-- Begin --
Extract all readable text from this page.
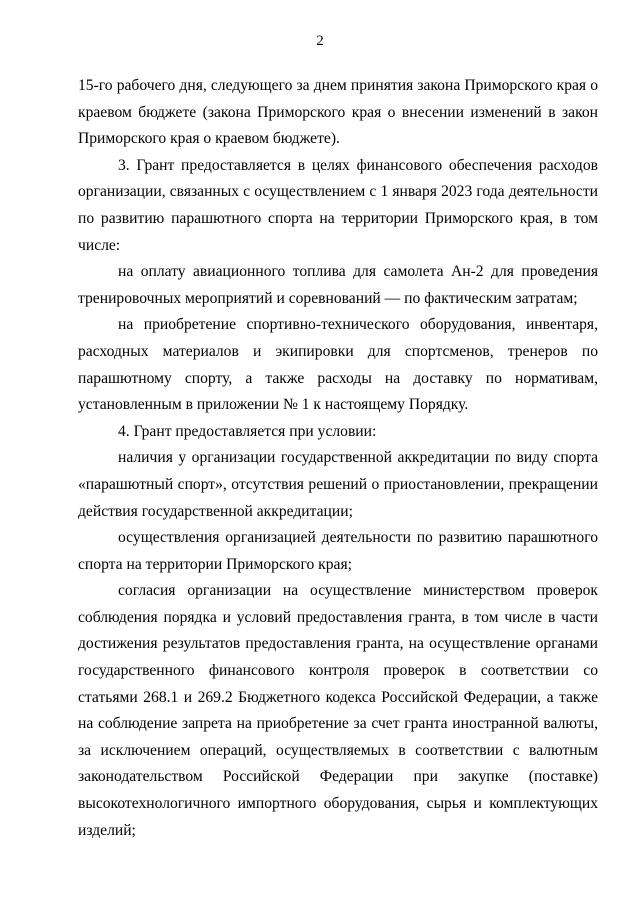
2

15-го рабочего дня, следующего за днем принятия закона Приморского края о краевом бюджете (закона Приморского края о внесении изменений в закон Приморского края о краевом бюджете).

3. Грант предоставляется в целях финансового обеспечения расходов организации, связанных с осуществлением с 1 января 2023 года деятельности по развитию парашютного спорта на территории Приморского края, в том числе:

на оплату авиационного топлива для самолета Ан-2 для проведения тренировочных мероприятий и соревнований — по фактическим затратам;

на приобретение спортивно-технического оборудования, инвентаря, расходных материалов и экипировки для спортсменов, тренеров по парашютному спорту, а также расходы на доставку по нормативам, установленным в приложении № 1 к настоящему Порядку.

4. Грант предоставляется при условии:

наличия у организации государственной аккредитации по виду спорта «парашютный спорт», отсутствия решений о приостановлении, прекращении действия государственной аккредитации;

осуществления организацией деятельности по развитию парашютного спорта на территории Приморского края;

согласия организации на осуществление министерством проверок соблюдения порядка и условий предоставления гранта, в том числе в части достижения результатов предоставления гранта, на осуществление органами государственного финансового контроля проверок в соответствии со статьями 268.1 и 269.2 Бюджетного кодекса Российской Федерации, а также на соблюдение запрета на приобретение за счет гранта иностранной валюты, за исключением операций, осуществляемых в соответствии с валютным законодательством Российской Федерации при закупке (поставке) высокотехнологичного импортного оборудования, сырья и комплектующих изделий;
-- End --
Given request - Pictures are not part of the copy; reproduce everything else in the records exactly.

Answer for this exercise -
Extract all readable text from this page.
2

15-го рабочего дня, следующего за днем принятия закона Приморского края о краевом бюджете (закона Приморского края о внесении изменений в закон Приморского края о краевом бюджете).

3. Грант предоставляется в целях финансового обеспечения расходов организации, связанных с осуществлением с 1 января 2023 года деятельности по развитию парашютного спорта на территории Приморского края, в том числе:

на оплату авиационного топлива для самолета Ан-2 для проведения тренировочных мероприятий и соревнований — по фактическим затратам;

на приобретение спортивно-технического оборудования, инвентаря, расходных материалов и экипировки для спортсменов, тренеров по парашютному спорту, а также расходы на доставку по нормативам, установленным в приложении № 1 к настоящему Порядку.

4. Грант предоставляется при условии:

наличия у организации государственной аккредитации по виду спорта «парашютный спорт», отсутствия решений о приостановлении, прекращении действия государственной аккредитации;

осуществления организацией деятельности по развитию парашютного спорта на территории Приморского края;

согласия организации на осуществление министерством проверок соблюдения порядка и условий предоставления гранта, в том числе в части достижения результатов предоставления гранта, на осуществление органами государственного финансового контроля проверок в соответствии со статьями 268.1 и 269.2 Бюджетного кодекса Российской Федерации, а также на соблюдение запрета на приобретение за счет гранта иностранной валюты, за исключением операций, осуществляемых в соответствии с валютным законодательством Российской Федерации при закупке (поставке) высокотехнологичного импортного оборудования, сырья и комплектующих изделий;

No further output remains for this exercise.